THE EXERCISE
Each line that holds the word "longer" is to be identified and copied.

Records about charts and figures
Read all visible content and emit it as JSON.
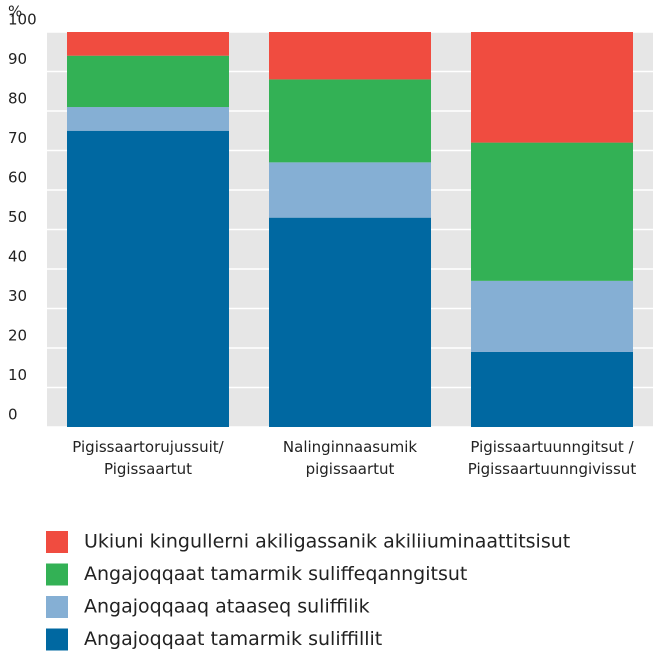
{
  "chart_data": {
    "type": "stacked_bar",
    "y_label": "%",
    "categories": [
      "Pigissaartorujussuit/\nPigissaartut",
      "Nalinginnaasumik\npigissaartut",
      "Pigissaartuunngitsut /\nPigissaartuunngivissut"
    ],
    "series": [
      {
        "name": "Angajoqqaat tamarmik suliffillit",
        "color": "#0068a1",
        "values": [
          75,
          53,
          19
        ]
      },
      {
        "name": "Angajoqqaaq ataaseq suliffilik",
        "color": "#85afd4",
        "values": [
          6,
          14,
          18
        ]
      },
      {
        "name": "Angajoqqaat tamarmik suliffeqanngitsut",
        "color": "#33b155",
        "values": [
          13,
          21,
          35
        ]
      },
      {
        "name": "Ukiuni kingullerni akiligassanik akiliiuminaattitsisut",
        "color": "#f04c40",
        "values": [
          6,
          12,
          28
        ]
      }
    ],
    "ylim": [
      0,
      100
    ],
    "yticks": [
      0,
      10,
      20,
      30,
      40,
      50,
      60,
      70,
      80,
      90,
      100
    ],
    "grid": true
  }
}
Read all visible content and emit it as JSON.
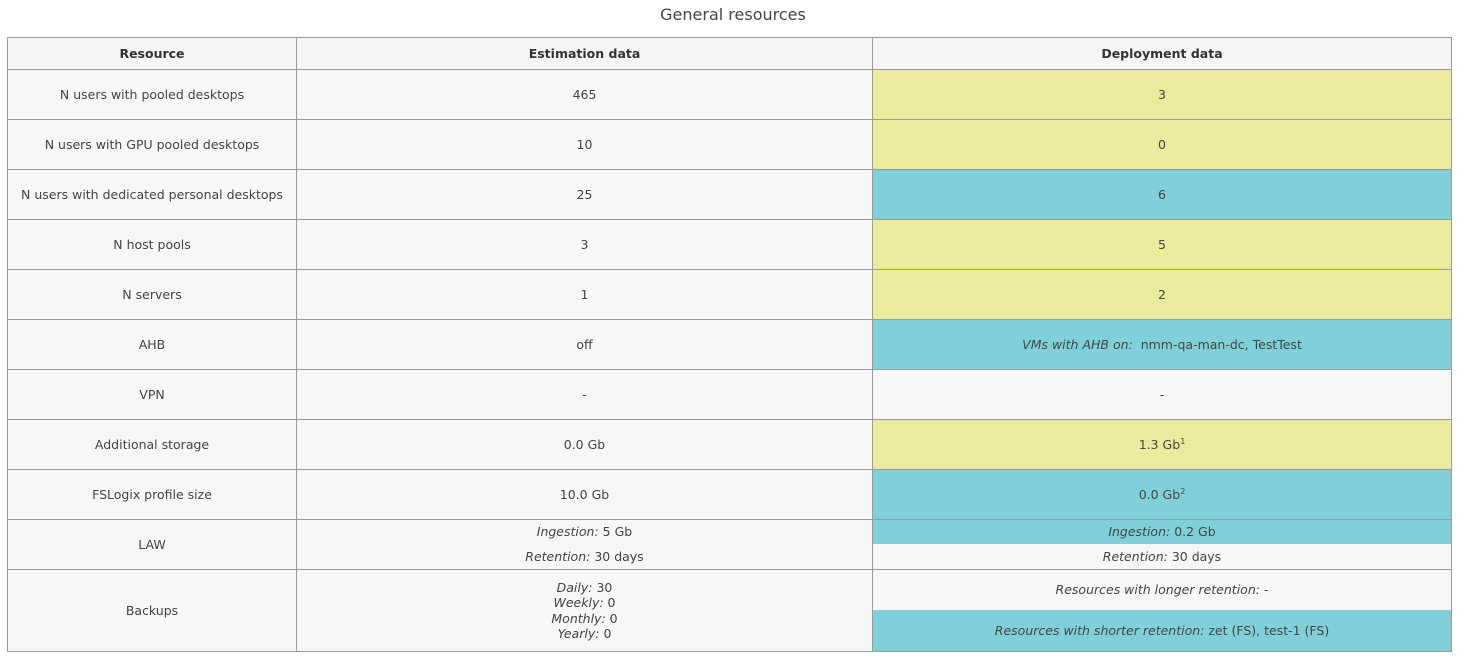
{
  "title": "General resources",
  "headers": {
    "resource": "Resource",
    "estimation": "Estimation data",
    "deployment": "Deployment data"
  },
  "rows": [
    {
      "resource": "N users with pooled desktops",
      "estimation": "465",
      "deployment": "3",
      "color": "#ebeb9e"
    },
    {
      "resource": "N users with GPU pooled desktops",
      "estimation": "10",
      "deployment": "0",
      "color": "#ebeb9e"
    },
    {
      "resource": "N users with dedicated personal desktops",
      "estimation": "25",
      "deployment": "6",
      "color": "#80d0da"
    },
    {
      "resource": "N host pools",
      "estimation": "3",
      "deployment": "5",
      "color": "#ebeb9e"
    },
    {
      "resource": "N servers",
      "estimation": "1",
      "deployment": "2",
      "color": "#ebeb9e"
    }
  ],
  "ahb": {
    "resource": "AHB",
    "estimation": "off",
    "deployment_label": "VMs with AHB on:",
    "deployment_value": "nmm-qa-man-dc, TestTest"
  },
  "vpn": {
    "resource": "VPN",
    "estimation": "-",
    "deployment": "-"
  },
  "storage": {
    "resource": "Additional storage",
    "estimation": "0.0 Gb",
    "deployment": "1.3 Gb",
    "sup": "1"
  },
  "fslogix": {
    "resource": "FSLogix profile size",
    "estimation": "10.0 Gb",
    "deployment": "0.0 Gb",
    "sup": "2"
  },
  "law": {
    "resource": "LAW",
    "est_ingestion_label": "Ingestion:",
    "est_ingestion": "5 Gb",
    "est_retention_label": "Retention:",
    "est_retention": "30 days",
    "dep_ingestion_label": "Ingestion:",
    "dep_ingestion": "0.2 Gb",
    "dep_retention_label": "Retention:",
    "dep_retention": "30 days"
  },
  "backups": {
    "resource": "Backups",
    "daily_label": "Daily:",
    "daily": "30",
    "weekly_label": "Weekly:",
    "weekly": "0",
    "monthly_label": "Monthly:",
    "monthly": "0",
    "yearly_label": "Yearly:",
    "yearly": "0",
    "longer_label": "Resources with longer retention:",
    "longer": "-",
    "shorter_label": "Resources with shorter retention:",
    "shorter": "zet (FS), test-1 (FS)"
  },
  "colors": {
    "yellow": "#ebeb9e",
    "cyan": "#80d0da"
  }
}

EXERCISE RESPONSE
    "longer_label": "Resources with longer retention:",
    "longer": "-",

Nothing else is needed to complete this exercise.